Reproduce every record below exactly as written, but leave out any pictures.

[Dataset items]
============================================================
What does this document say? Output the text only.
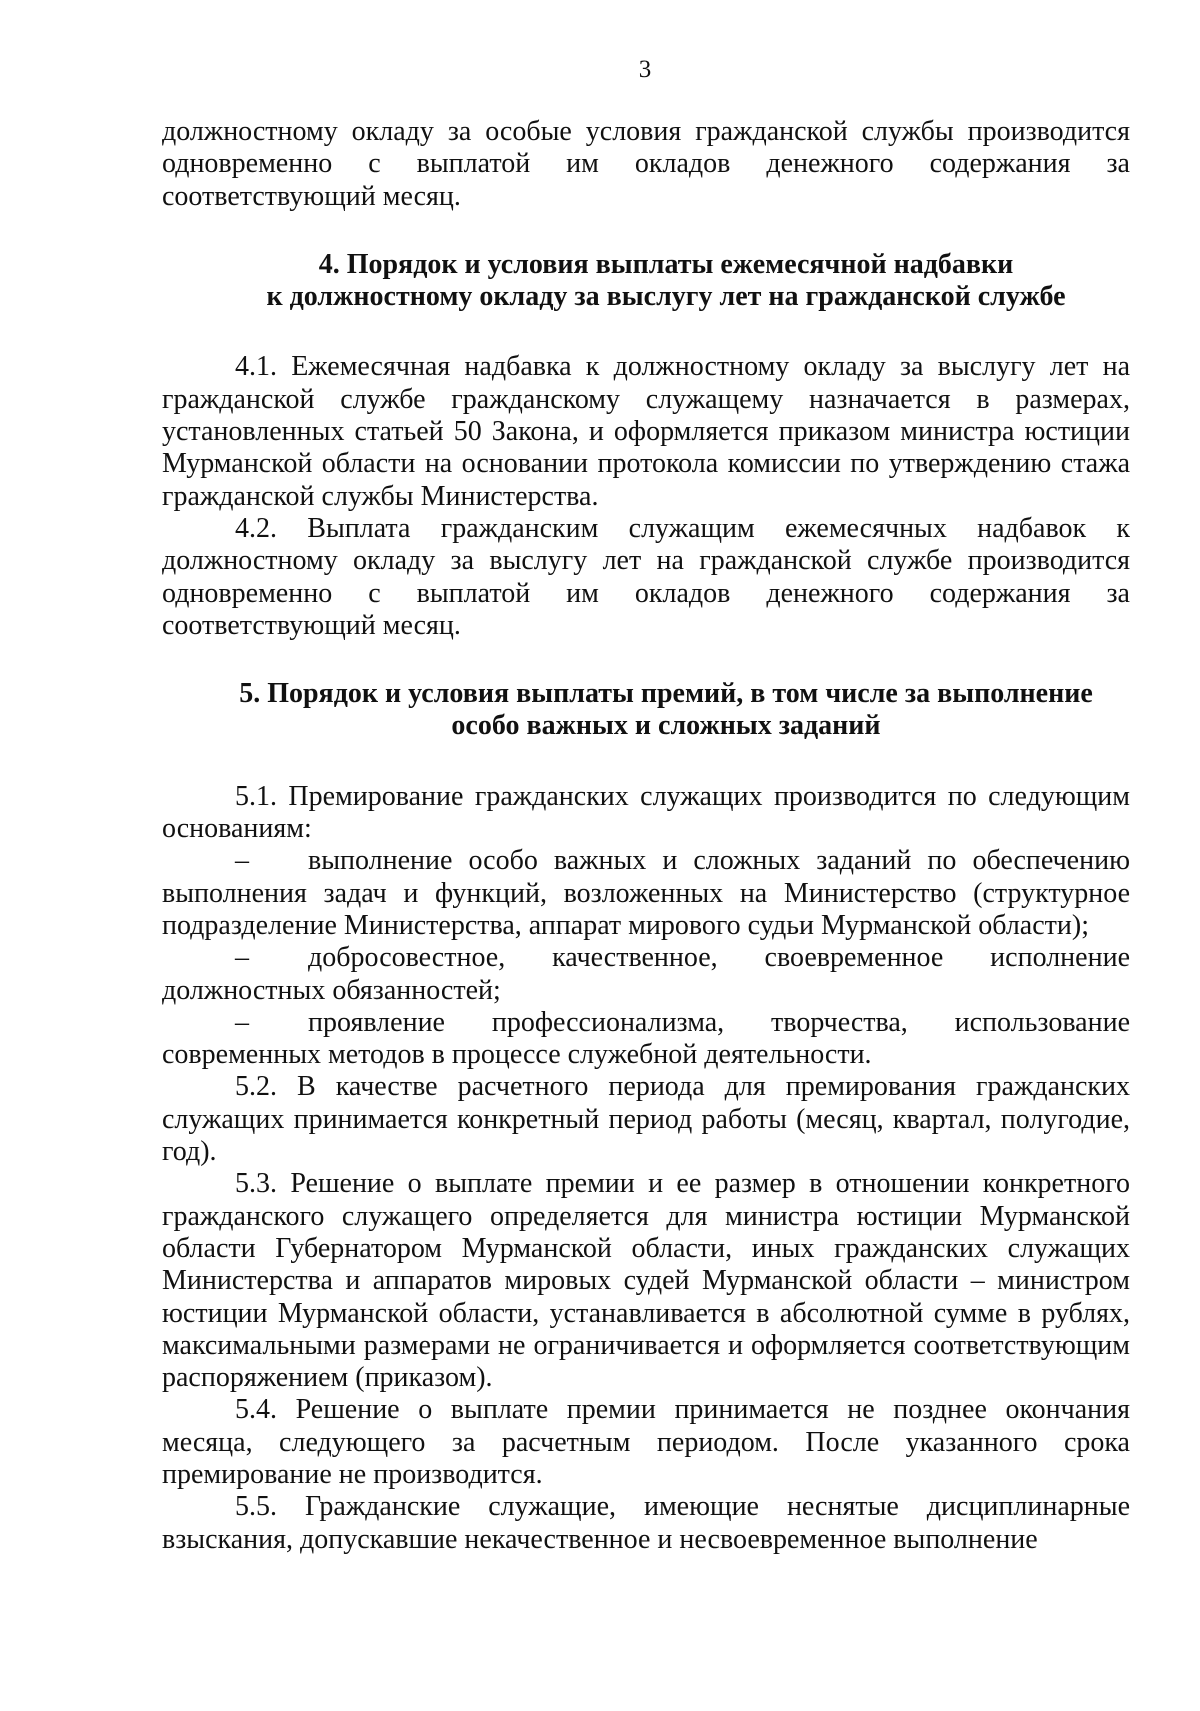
3

должностному окладу за особые условия гражданской службы производится одновременно с выплатой им окладов денежного содержания за соответствующий месяц.

4. Порядок и условия выплаты ежемесячной надбавки
к должностному окладу за выслугу лет на гражданской службе

4.1. Ежемесячная надбавка к должностному окладу за выслугу лет на гражданской службе гражданскому служащему назначается в размерах, установленных статьей 50 Закона, и оформляется приказом министра юстиции Мурманской области на основании протокола комиссии по утверждению стажа гражданской службы Министерства.

4.2. Выплата гражданским служащим ежемесячных надбавок к должностному окладу за выслугу лет на гражданской службе производится одновременно с выплатой им окладов денежного содержания за соответствующий месяц.

5. Порядок и условия выплаты премий, в том числе за выполнение
особо важных и сложных заданий

5.1. Премирование гражданских служащих производится по следующим основаниям:

– выполнение особо важных и сложных заданий по обеспечению выполнения задач и функций, возложенных на Министерство (структурное подразделение Министерства, аппарат мирового судьи Мурманской области);

– добросовестное, качественное, своевременное исполнение должностных обязанностей;

– проявление профессионализма, творчества, использование современных методов в процессе служебной деятельности.

5.2. В качестве расчетного периода для премирования гражданских служащих принимается конкретный период работы (месяц, квартал, полугодие, год).

5.3. Решение о выплате премии и ее размер в отношении конкретного гражданского служащего определяется для министра юстиции Мурманской области Губернатором Мурманской области, иных гражданских служащих Министерства и аппаратов мировых судей Мурманской области – министром юстиции Мурманской области, устанавливается в абсолютной сумме в рублях, максимальными размерами не ограничивается и оформляется соответствующим распоряжением (приказом).

5.4. Решение о выплате премии принимается не позднее окончания месяца, следующего за расчетным периодом. После указанного срока премирование не производится.

5.5. Гражданские служащие, имеющие неснятые дисциплинарные взыскания, допускавшие некачественное и несвоевременное выполнение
============================================================
▸ **EXERCISE RESULT**:
What does this document say? Output the text only.
3

должностному окладу за особые условия гражданской службы производится одновременно с выплатой им окладов денежного содержания за соответствующий месяц.

4. Порядок и условия выплаты ежемесячной надбавки
к должностному окладу за выслугу лет на гражданской службе

4.1. Ежемесячная надбавка к должностному окладу за выслугу лет на гражданской службе гражданскому служащему назначается в размерах, установленных статьей 50 Закона, и оформляется приказом министра юстиции Мурманской области на основании протокола комиссии по утверждению стажа гражданской службы Министерства.

4.2. Выплата гражданским служащим ежемесячных надбавок к должностному окладу за выслугу лет на гражданской службе производится одновременно с выплатой им окладов денежного содержания за соответствующий месяц.

5. Порядок и условия выплаты премий, в том числе за выполнение
особо важных и сложных заданий

5.1. Премирование гражданских служащих производится по следующим основаниям:

– выполнение особо важных и сложных заданий по обеспечению выполнения задач и функций, возложенных на Министерство (структурное подразделение Министерства, аппарат мирового судьи Мурманской области);

– добросовестное, качественное, своевременное исполнение должностных обязанностей;

– проявление профессионализма, творчества, использование современных методов в процессе служебной деятельности.

5.2. В качестве расчетного периода для премирования гражданских служащих принимается конкретный период работы (месяц, квартал, полугодие, год).

5.3. Решение о выплате премии и ее размер в отношении конкретного гражданского служащего определяется для министра юстиции Мурманской области Губернатором Мурманской области, иных гражданских служащих Министерства и аппаратов мировых судей Мурманской области – министром юстиции Мурманской области, устанавливается в абсолютной сумме в рублях, максимальными размерами не ограничивается и оформляется соответствующим распоряжением (приказом).

5.4. Решение о выплате премии принимается не позднее окончания месяца, следующего за расчетным периодом. После указанного срока премирование не производится.

5.5. Гражданские служащие, имеющие неснятые дисциплинарные взыскания, допускавшие некачественное и несвоевременное выполнение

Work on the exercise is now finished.